------ Data provided

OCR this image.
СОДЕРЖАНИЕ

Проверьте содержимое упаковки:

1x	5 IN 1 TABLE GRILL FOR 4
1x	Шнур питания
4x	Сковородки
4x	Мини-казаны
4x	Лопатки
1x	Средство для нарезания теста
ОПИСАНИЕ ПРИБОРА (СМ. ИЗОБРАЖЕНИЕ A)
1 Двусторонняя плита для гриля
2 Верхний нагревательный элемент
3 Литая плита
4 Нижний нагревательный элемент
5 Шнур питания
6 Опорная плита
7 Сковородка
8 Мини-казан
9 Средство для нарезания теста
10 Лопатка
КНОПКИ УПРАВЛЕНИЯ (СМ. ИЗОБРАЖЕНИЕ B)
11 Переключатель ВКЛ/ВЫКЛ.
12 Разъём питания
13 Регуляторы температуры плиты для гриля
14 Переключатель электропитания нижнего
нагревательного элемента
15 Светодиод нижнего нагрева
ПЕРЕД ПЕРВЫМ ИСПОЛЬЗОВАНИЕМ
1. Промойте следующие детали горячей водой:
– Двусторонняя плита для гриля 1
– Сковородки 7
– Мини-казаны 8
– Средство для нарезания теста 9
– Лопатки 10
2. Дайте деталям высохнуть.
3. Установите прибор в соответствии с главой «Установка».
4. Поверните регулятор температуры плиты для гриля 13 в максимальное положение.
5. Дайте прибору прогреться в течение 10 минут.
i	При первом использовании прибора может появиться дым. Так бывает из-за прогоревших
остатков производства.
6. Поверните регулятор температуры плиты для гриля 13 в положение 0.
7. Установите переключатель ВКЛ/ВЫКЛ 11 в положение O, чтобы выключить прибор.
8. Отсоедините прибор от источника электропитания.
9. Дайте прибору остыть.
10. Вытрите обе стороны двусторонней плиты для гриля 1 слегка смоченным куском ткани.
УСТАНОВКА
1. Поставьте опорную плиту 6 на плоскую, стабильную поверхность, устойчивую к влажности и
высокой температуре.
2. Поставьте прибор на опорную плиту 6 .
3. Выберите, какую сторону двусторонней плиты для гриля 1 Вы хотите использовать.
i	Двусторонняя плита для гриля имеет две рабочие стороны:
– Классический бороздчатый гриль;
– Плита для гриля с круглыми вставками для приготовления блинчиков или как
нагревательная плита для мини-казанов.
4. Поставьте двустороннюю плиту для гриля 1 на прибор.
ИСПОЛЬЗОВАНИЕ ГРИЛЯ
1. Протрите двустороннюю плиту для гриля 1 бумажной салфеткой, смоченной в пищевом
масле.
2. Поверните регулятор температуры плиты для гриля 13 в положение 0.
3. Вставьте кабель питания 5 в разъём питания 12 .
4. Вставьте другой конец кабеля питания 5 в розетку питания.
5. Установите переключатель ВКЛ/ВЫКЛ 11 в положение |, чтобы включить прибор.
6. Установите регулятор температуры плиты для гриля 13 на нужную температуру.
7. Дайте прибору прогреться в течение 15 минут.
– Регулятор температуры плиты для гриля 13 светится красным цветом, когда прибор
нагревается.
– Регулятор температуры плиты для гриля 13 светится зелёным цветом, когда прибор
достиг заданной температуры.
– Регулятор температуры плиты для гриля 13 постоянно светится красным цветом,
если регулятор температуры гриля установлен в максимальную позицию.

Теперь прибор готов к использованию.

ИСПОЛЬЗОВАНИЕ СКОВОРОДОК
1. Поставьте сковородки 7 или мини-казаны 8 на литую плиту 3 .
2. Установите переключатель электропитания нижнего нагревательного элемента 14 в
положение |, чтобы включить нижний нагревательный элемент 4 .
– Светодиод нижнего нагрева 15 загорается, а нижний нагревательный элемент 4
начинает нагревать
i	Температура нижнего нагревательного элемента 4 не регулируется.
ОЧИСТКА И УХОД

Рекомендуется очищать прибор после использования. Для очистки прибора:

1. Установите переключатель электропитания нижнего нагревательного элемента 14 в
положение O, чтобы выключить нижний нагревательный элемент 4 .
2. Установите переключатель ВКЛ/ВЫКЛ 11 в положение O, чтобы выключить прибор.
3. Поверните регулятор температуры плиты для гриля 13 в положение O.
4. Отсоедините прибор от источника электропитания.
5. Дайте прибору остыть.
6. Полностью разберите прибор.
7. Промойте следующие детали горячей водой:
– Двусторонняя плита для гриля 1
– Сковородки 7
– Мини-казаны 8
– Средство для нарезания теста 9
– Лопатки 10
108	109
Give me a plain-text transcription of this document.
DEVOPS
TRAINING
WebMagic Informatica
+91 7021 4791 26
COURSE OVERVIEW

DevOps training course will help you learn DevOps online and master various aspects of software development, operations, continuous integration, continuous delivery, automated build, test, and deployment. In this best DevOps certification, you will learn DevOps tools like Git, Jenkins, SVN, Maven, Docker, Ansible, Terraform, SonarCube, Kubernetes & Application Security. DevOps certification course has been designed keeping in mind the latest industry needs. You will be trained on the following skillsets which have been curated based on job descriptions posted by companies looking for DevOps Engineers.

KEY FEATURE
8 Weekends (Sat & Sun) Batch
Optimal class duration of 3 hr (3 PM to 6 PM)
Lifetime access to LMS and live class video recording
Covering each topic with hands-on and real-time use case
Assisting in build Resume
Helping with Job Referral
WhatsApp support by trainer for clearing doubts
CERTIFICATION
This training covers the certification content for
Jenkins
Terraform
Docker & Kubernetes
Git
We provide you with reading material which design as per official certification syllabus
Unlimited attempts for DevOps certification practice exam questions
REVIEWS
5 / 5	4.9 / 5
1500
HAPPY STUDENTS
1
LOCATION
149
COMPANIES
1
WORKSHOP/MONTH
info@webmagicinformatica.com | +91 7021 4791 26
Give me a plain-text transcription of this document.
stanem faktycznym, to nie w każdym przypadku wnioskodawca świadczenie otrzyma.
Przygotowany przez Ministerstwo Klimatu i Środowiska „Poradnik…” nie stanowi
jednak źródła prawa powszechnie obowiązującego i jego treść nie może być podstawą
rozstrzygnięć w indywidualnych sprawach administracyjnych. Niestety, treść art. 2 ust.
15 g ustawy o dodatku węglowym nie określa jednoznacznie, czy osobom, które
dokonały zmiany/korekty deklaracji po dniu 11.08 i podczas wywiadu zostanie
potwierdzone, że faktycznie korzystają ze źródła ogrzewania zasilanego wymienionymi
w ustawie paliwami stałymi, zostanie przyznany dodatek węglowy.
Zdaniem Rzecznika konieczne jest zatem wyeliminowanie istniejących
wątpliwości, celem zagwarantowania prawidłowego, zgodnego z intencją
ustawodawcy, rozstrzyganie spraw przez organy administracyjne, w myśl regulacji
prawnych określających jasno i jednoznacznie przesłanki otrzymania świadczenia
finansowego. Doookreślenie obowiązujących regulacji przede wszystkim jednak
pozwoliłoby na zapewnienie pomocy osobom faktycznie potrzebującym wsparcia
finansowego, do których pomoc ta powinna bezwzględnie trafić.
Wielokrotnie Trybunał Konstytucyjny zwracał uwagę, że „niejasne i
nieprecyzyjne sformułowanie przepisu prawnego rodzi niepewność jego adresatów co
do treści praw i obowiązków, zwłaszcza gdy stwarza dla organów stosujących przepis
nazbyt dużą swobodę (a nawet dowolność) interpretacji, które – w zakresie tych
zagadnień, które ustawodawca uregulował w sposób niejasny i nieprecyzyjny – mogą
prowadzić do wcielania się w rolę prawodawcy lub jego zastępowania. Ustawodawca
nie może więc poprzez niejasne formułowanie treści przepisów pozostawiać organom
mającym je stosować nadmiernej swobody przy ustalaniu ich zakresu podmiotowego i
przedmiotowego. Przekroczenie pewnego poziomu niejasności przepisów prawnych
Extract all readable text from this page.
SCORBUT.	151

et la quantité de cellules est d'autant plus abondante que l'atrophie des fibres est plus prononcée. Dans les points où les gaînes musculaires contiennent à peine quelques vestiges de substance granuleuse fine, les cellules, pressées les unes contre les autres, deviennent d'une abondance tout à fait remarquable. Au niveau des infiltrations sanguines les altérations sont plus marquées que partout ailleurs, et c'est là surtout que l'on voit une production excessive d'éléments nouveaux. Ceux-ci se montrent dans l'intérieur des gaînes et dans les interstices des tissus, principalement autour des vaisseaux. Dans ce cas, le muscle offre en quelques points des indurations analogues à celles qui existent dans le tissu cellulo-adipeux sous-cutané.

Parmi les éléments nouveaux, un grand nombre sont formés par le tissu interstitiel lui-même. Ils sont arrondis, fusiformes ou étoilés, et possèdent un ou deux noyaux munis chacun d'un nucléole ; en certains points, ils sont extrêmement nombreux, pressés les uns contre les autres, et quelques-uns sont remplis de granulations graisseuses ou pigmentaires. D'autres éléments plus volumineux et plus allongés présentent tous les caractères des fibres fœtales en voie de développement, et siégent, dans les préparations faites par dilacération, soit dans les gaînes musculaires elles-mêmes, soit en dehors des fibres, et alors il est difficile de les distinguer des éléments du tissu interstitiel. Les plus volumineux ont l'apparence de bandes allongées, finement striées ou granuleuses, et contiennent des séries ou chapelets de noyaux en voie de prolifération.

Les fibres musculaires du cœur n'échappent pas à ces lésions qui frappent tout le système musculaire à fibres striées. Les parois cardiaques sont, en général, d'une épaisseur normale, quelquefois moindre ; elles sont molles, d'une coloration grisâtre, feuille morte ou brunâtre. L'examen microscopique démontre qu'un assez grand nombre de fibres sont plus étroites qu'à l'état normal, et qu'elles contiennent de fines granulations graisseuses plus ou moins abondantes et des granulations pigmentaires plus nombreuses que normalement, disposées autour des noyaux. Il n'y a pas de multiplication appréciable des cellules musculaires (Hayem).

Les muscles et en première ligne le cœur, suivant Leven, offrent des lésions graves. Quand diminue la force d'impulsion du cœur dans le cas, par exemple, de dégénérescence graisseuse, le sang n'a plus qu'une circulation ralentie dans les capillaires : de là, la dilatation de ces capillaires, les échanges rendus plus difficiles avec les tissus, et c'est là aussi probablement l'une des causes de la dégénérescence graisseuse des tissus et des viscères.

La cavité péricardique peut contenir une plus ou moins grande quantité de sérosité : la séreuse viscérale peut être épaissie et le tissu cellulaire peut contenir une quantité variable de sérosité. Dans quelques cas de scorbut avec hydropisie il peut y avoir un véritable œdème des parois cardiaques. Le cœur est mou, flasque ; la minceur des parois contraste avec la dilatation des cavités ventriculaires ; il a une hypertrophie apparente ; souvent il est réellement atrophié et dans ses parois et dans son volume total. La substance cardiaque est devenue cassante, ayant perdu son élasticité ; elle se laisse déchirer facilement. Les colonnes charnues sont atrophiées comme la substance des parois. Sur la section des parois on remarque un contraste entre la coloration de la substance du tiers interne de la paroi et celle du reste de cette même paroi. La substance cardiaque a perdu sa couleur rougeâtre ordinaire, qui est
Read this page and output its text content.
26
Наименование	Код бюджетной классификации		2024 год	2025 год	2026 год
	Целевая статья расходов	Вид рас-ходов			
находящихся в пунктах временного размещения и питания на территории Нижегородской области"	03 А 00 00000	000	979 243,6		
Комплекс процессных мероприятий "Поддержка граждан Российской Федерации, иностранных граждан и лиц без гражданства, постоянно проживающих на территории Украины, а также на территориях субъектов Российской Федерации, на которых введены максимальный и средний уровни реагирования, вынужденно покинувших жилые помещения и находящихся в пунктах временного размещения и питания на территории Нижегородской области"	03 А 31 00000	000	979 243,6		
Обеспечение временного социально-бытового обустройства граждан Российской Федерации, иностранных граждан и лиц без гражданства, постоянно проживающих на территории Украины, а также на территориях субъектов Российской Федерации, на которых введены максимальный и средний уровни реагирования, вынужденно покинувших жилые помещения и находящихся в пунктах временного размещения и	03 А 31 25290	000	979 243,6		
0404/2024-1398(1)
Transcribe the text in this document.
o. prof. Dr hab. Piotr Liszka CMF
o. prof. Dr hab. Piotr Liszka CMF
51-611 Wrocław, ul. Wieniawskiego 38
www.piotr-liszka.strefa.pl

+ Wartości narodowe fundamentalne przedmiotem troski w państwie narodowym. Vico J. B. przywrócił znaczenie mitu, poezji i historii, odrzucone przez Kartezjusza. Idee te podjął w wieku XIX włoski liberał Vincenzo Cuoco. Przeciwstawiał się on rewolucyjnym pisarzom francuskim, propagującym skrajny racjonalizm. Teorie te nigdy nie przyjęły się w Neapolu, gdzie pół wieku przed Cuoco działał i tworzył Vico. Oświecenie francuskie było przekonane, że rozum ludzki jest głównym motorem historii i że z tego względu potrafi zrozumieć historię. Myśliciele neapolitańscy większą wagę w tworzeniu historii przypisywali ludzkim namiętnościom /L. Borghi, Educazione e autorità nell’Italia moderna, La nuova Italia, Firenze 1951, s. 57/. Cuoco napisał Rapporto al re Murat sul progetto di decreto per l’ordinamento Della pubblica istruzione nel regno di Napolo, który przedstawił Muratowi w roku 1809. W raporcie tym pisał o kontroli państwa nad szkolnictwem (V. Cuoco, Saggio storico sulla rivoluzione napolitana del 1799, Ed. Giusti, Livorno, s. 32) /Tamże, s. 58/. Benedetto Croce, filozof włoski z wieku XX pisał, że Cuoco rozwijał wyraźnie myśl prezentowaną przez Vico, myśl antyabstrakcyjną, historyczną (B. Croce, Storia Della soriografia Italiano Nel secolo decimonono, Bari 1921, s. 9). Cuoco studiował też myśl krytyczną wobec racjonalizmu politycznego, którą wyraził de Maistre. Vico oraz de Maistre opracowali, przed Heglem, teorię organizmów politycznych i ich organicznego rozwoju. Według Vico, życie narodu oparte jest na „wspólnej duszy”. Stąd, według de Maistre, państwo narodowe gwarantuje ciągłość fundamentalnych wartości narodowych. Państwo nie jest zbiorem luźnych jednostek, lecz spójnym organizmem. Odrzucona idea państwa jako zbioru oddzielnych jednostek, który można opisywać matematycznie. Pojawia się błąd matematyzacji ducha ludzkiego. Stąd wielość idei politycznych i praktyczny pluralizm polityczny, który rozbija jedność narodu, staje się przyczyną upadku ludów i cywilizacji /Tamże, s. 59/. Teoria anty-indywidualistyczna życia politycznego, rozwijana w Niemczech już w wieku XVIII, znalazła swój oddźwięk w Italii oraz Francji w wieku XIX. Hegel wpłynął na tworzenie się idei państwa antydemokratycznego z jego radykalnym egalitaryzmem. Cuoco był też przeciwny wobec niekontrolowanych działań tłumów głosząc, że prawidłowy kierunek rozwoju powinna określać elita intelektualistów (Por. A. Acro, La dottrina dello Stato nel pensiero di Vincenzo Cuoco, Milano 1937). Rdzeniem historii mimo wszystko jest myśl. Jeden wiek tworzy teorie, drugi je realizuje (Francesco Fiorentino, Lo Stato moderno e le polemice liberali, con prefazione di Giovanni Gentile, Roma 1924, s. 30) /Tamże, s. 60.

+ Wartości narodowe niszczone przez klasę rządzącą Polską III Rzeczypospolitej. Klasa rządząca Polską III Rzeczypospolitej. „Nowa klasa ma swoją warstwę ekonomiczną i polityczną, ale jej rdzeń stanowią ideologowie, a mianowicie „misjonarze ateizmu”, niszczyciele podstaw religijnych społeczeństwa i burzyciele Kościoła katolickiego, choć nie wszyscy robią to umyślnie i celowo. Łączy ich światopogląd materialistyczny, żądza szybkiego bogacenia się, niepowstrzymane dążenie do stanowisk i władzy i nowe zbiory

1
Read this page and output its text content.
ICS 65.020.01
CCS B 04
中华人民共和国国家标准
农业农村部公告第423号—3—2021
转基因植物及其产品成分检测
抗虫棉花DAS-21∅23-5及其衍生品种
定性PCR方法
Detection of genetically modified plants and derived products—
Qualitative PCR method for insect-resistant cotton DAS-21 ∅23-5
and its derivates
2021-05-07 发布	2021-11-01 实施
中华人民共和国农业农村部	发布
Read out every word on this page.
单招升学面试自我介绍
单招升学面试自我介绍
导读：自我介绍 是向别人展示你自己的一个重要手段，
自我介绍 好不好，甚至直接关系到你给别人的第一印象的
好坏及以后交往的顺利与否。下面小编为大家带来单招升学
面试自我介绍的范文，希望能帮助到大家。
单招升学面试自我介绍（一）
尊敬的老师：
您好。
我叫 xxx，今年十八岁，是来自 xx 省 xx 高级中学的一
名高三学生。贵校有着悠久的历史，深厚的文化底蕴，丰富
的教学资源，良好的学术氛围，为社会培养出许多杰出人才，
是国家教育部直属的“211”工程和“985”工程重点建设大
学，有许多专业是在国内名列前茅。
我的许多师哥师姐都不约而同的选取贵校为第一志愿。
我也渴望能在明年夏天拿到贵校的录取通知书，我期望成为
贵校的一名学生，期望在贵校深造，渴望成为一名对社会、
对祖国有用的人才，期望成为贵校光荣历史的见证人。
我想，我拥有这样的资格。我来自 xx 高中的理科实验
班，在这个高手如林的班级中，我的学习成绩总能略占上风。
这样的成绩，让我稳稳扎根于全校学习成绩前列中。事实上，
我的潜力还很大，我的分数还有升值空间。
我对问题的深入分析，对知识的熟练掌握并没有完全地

------------

**What you are asked to do:** From the listing above, collect each line in which the string "może" appears.

**Output for this task:**
jednak źródła prawa powszechnie obowiązującego i jego treść nie może być podstawą
nie może więc poprzez niejasne formułowanie treści przepisów pozostawiać organom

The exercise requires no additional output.